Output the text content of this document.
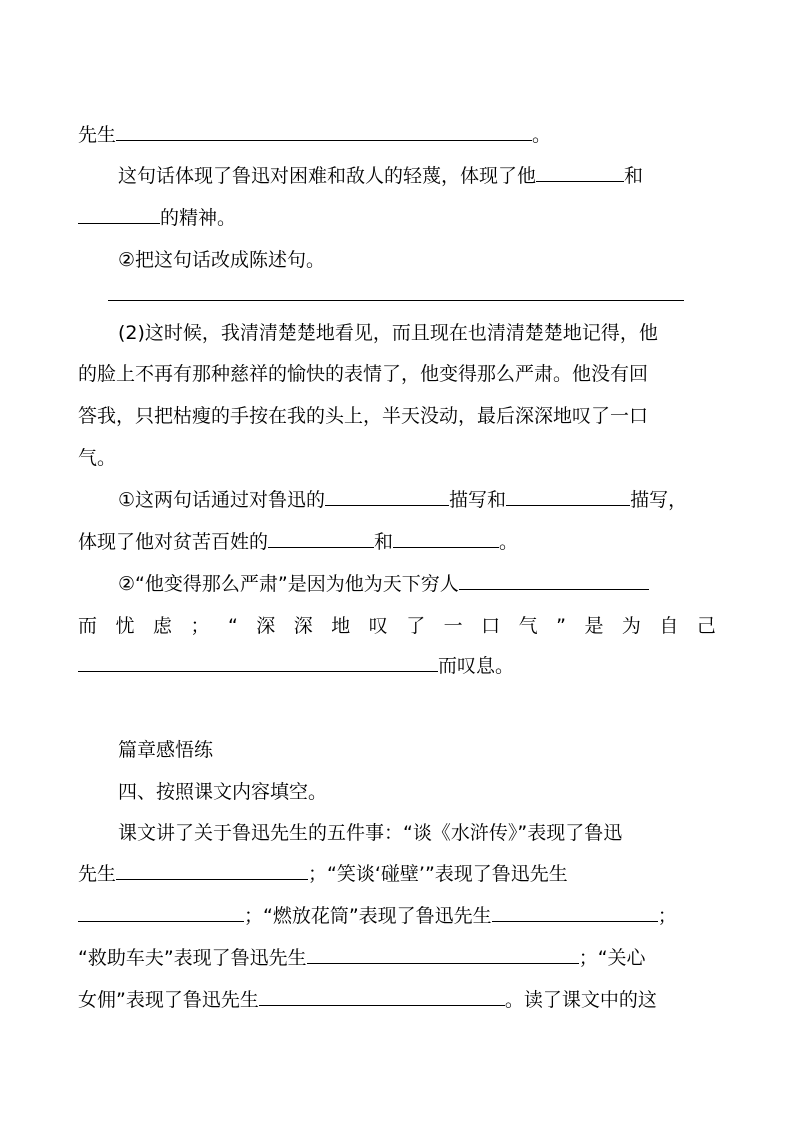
先生	。
这句话体现了鲁迅对困难和敌人的轻蔑，体现了他	和
的精神。
②把这句话改成陈述句。
(2)这时候，我清清楚楚地看见，而且现在也清清楚楚地记得，他
的脸上不再有那种慈祥的愉快的表情了，他变得那么严肃。他没有回
答我，只把枯瘦的手按在我的头上，半天没动，最后深深地叹了一口
气。
①这两句话通过对鲁迅的	描写和	描写，
体现了他对贫苦百姓的	和	。
②“他变得那么严肃”是因为他为天下穷人
而 忧 虑 ； “ 深 深 地 叹 了 一 口 气 ” 是 为 自 己
而叹息。
篇章感悟练
四、按照课文内容填空。
课文讲了关于鲁迅先生的五件事：“谈《水浒传》”表现了鲁迅
先生	；“笑谈‘碰壁’”表现了鲁迅先生
；“燃放花筒”表现了鲁迅先生	；
“救助车夫”表现了鲁迅先生	；“关心
女佣”表现了鲁迅先生	。读了课文中的这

----------------------------------------

▸ **YOUR TASK**:
Find the word "他变得那么严肃" in the data and copy out each line where it turns up.

▸ **RESULT OF THIS EXERCISE**:
的脸上不再有那种慈祥的愉快的表情了，他变得那么严肃。他没有回
②“他变得那么严肃”是因为他为天下穷人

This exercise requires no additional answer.